## Supplied records
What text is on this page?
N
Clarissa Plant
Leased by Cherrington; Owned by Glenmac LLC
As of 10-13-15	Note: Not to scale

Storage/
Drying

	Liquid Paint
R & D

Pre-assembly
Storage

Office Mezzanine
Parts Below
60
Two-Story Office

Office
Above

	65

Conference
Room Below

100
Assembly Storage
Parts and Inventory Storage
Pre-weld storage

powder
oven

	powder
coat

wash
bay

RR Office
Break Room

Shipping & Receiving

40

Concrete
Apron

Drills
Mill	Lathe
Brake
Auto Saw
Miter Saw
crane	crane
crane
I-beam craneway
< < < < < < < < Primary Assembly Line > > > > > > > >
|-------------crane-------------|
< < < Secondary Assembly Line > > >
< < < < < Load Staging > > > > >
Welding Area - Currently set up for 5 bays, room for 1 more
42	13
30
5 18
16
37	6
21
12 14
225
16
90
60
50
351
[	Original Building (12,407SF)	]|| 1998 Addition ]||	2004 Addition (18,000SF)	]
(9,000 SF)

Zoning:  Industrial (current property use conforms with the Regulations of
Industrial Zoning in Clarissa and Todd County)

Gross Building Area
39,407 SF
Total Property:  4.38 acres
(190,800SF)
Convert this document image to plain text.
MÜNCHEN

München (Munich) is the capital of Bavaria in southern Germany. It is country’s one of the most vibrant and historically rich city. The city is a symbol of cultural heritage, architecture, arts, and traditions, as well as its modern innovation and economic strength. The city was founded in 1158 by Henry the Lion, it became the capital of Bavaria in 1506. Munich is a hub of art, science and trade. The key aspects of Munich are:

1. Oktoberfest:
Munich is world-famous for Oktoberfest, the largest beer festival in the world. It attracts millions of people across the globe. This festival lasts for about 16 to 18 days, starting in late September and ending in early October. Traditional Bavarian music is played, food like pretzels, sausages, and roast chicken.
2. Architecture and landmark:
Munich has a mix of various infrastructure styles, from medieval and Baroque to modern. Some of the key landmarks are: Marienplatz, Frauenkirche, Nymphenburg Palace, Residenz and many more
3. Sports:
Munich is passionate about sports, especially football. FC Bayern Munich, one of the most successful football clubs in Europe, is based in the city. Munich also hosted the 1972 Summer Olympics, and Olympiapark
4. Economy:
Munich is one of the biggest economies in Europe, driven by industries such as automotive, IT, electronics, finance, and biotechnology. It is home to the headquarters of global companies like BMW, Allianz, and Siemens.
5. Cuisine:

## Stated exercise
Of all the lines above, how many contain the word "more"? Give the number and nothing else.

## Task response
2